# THE REQUEST:
Quote each record exactly, please, leaving none out.

-- start --

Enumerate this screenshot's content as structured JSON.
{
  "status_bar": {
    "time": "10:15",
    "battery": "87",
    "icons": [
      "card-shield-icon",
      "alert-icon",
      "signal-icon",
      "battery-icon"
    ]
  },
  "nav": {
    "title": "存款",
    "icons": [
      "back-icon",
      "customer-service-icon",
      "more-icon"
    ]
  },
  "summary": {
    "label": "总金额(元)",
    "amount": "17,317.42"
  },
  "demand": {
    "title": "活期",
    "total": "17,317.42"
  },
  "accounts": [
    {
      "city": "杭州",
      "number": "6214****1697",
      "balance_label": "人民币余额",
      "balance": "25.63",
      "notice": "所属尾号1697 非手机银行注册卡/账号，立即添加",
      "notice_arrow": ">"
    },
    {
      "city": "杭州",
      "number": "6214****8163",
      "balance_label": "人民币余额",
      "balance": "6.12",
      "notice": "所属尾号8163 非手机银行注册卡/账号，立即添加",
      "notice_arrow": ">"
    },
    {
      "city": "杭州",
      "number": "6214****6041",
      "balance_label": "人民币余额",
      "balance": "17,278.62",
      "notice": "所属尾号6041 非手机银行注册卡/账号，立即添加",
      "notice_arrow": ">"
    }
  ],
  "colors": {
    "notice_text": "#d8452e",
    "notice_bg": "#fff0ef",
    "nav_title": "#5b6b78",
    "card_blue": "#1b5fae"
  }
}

-- end --

# TASK SOLUTION:
Enumerate this screenshot's content as structured JSON.
{
  "status_bar": {
    "time": "10:15",
    "battery": "87",
    "icons": [
      "card-shield-icon",
      "alert-icon",
      "signal-icon",
      "battery-icon"
    ]
  },
  "nav": {
    "title": "存款",
    "icons": [
      "back-icon",
      "customer-service-icon",
      "more-icon"
    ]
  },
  "summary": {
    "label": "总金额(元)",
    "amount": "17,317.42"
  },
  "demand": {
    "title": "活期",
    "total": "17,317.42"
  },
  "accounts": [
    {
      "city": "杭州",
      "number": "6214****1697",
      "balance_label": "人民币余额",
      "balance": "25.63",
      "notice": "所属尾号1697 非手机银行注册卡/账号，立即添加",
      "notice_arrow": ">"
    },
    {
      "city": "杭州",
      "number": "6214****8163",
      "balance_label": "人民币余额",
      "balance": "6.12",
      "notice": "所属尾号8163 非手机银行注册卡/账号，立即添加",
      "notice_arrow": ">"
    },
    {
      "city": "杭州",
      "number": "6214****6041",
      "balance_label": "人民币余额",
      "balance": "17,278.62",
      "notice": "所属尾号6041 非手机银行注册卡/账号，立即添加",
      "notice_arrow": ">"
    }
  ],
  "colors": {
    "notice_text": "#d8452e",
    "notice_bg": "#fff0ef",
    "nav_title": "#5b6b78",
    "card_blue": "#1b5fae"
  }
}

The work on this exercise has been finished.